The problem: Determine the number of lines containing the word "Chmury", and state that figure alone.

Data for this exercise:
▬▬▬▬▬▬▬▬▬▬
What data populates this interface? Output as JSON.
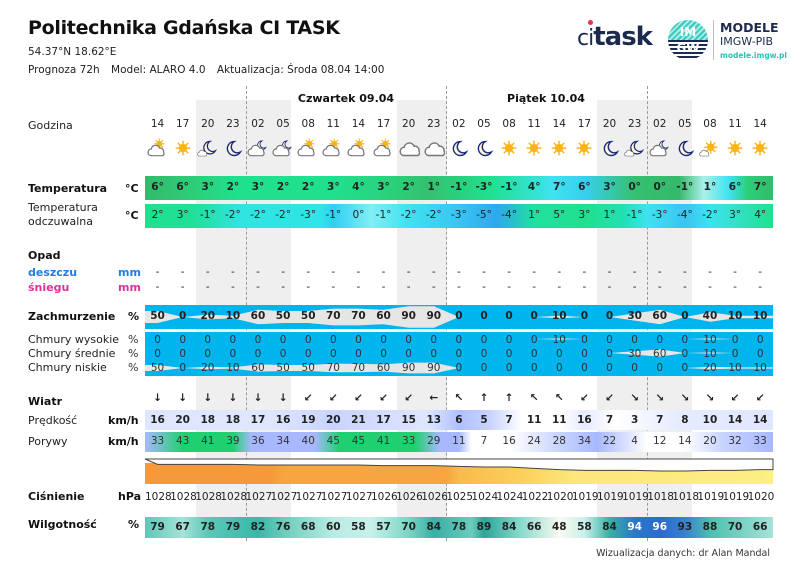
{
  "header": {
    "title": "Politechnika Gdańska CI TASK",
    "coords": "54.37°N  18.62°E",
    "forecast": "Prognoza 72h",
    "model": "Model:  ALARO 4.0",
    "update": "Aktualizacja:  Środa 08.04 14:00"
  },
  "logos": {
    "citask_ci": "ci",
    "citask_task": "task",
    "imgw_top": "IM",
    "imgw_bottom": "GW",
    "modele": "MODELE",
    "imgwpib": "IMGW-PIB",
    "url": "modele.imgw.pl"
  },
  "days": [
    {
      "label": "Czwartek 09.04"
    },
    {
      "label": "Piątek 10.04"
    }
  ],
  "labels": {
    "hour": "Godzina",
    "temp": "Temperatura",
    "temp_unit": "°C",
    "feel1": "Temperatura",
    "feel2": "odczuwalna",
    "feel_unit": "°C",
    "precip": "Opad",
    "rain": "deszczu",
    "rain_unit": "mm",
    "snow": "śniegu",
    "snow_unit": "mm",
    "cloud": "Zachmurzenie",
    "cloud_unit": "%",
    "high": "Chmury wysokie",
    "mid": "Chmury średnie",
    "low": "Chmury niskie",
    "pct": "%",
    "wind": "Wiatr",
    "speed": "Prędkość",
    "speed_unit": "km/h",
    "gust": "Porywy",
    "gust_unit": "km/h",
    "pressure": "Ciśnienie",
    "pressure_unit": "hPa",
    "humidity": "Wilgotność",
    "humidity_unit": "%"
  },
  "hours": [
    "14",
    "17",
    "20",
    "23",
    "02",
    "05",
    "08",
    "11",
    "14",
    "17",
    "20",
    "23",
    "02",
    "05",
    "08",
    "11",
    "14",
    "17",
    "20",
    "23",
    "02",
    "05",
    "08",
    "11",
    "14"
  ],
  "icons": [
    "partly-cloudy-day",
    "sun",
    "moon-cloud",
    "moon",
    "partly-cloudy-night",
    "partly-cloudy-night",
    "partly-cloudy-day",
    "partly-cloudy-day",
    "partly-cloudy-day",
    "partly-cloudy-day",
    "cloud",
    "cloud",
    "moon",
    "moon",
    "sun",
    "sun",
    "sun",
    "sun",
    "moon",
    "moon-cloud",
    "partly-cloudy-night",
    "moon",
    "sun-cloud",
    "sun",
    "sun"
  ],
  "temperature": [
    "6°",
    "6°",
    "3°",
    "2°",
    "3°",
    "2°",
    "2°",
    "3°",
    "4°",
    "3°",
    "2°",
    "1°",
    "-1°",
    "-3°",
    "-1°",
    "4°",
    "7°",
    "6°",
    "3°",
    "0°",
    "0°",
    "-1°",
    "1°",
    "6°",
    "7°"
  ],
  "feels_like": [
    "2°",
    "3°",
    "-1°",
    "-2°",
    "-2°",
    "-2°",
    "-3°",
    "-1°",
    "0°",
    "-1°",
    "-2°",
    "-2°",
    "-3°",
    "-5°",
    "-4°",
    "1°",
    "5°",
    "3°",
    "1°",
    "-1°",
    "-3°",
    "-4°",
    "-2°",
    "3°",
    "4°"
  ],
  "rain": [
    "-",
    "-",
    "-",
    "-",
    "-",
    "-",
    "-",
    "-",
    "-",
    "-",
    "-",
    "-",
    "-",
    "-",
    "-",
    "-",
    "-",
    "-",
    "-",
    "-",
    "-",
    "-",
    "-",
    "-",
    "-"
  ],
  "snow": [
    "-",
    "-",
    "-",
    "-",
    "-",
    "-",
    "-",
    "-",
    "-",
    "-",
    "-",
    "-",
    "-",
    "-",
    "-",
    "-",
    "-",
    "-",
    "-",
    "-",
    "-",
    "-",
    "-",
    "-",
    "-"
  ],
  "cloud_total": [
    "50",
    "0",
    "20",
    "10",
    "60",
    "50",
    "50",
    "70",
    "70",
    "60",
    "90",
    "90",
    "0",
    "0",
    "0",
    "0",
    "10",
    "0",
    "0",
    "30",
    "60",
    "0",
    "40",
    "10",
    "10"
  ],
  "cloud_high": [
    "0",
    "0",
    "0",
    "0",
    "0",
    "0",
    "0",
    "0",
    "0",
    "0",
    "0",
    "0",
    "0",
    "0",
    "0",
    "0",
    "10",
    "0",
    "0",
    "0",
    "0",
    "0",
    "10",
    "0",
    "0"
  ],
  "cloud_mid": [
    "0",
    "0",
    "0",
    "0",
    "0",
    "0",
    "0",
    "0",
    "0",
    "0",
    "0",
    "0",
    "0",
    "0",
    "0",
    "0",
    "0",
    "0",
    "0",
    "30",
    "60",
    "0",
    "10",
    "0",
    "0"
  ],
  "cloud_low": [
    "50",
    "0",
    "20",
    "10",
    "60",
    "50",
    "50",
    "70",
    "70",
    "60",
    "90",
    "90",
    "0",
    "0",
    "0",
    "0",
    "0",
    "0",
    "0",
    "0",
    "0",
    "0",
    "20",
    "10",
    "10"
  ],
  "wind_dir": [
    "↓",
    "↓",
    "↓",
    "↓",
    "↓",
    "↓",
    "↙",
    "↙",
    "↙",
    "↙",
    "↙",
    "←",
    "↖",
    "↑",
    "↑",
    "↖",
    "↖",
    "↙",
    "↙",
    "↘",
    "↘",
    "↘",
    "↘",
    "↙",
    "↙"
  ],
  "wind_speed": [
    "16",
    "20",
    "18",
    "18",
    "17",
    "16",
    "19",
    "20",
    "21",
    "17",
    "15",
    "13",
    "6",
    "5",
    "7",
    "11",
    "11",
    "16",
    "7",
    "3",
    "7",
    "8",
    "10",
    "14",
    "14"
  ],
  "gusts": [
    "33",
    "43",
    "41",
    "39",
    "36",
    "34",
    "40",
    "45",
    "45",
    "41",
    "33",
    "29",
    "11",
    "7",
    "16",
    "24",
    "28",
    "34",
    "22",
    "4",
    "12",
    "14",
    "20",
    "32",
    "33"
  ],
  "pressure": [
    "1028",
    "1028",
    "1028",
    "1028",
    "1027",
    "1027",
    "1027",
    "1027",
    "1027",
    "1026",
    "1026",
    "1026",
    "1025",
    "1024",
    "1024",
    "1022",
    "1020",
    "1019",
    "1019",
    "1019",
    "1018",
    "1018",
    "1019",
    "1019",
    "1020"
  ],
  "humidity": [
    "79",
    "67",
    "78",
    "79",
    "82",
    "76",
    "68",
    "60",
    "58",
    "57",
    "70",
    "84",
    "78",
    "89",
    "84",
    "66",
    "48",
    "58",
    "84",
    "94",
    "96",
    "93",
    "88",
    "70",
    "66"
  ],
  "footer": "Wizualizacja danych: dr Alan Mandal"
}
▬▬▬▬▬▬▬▬▬▬
Expected answer: 3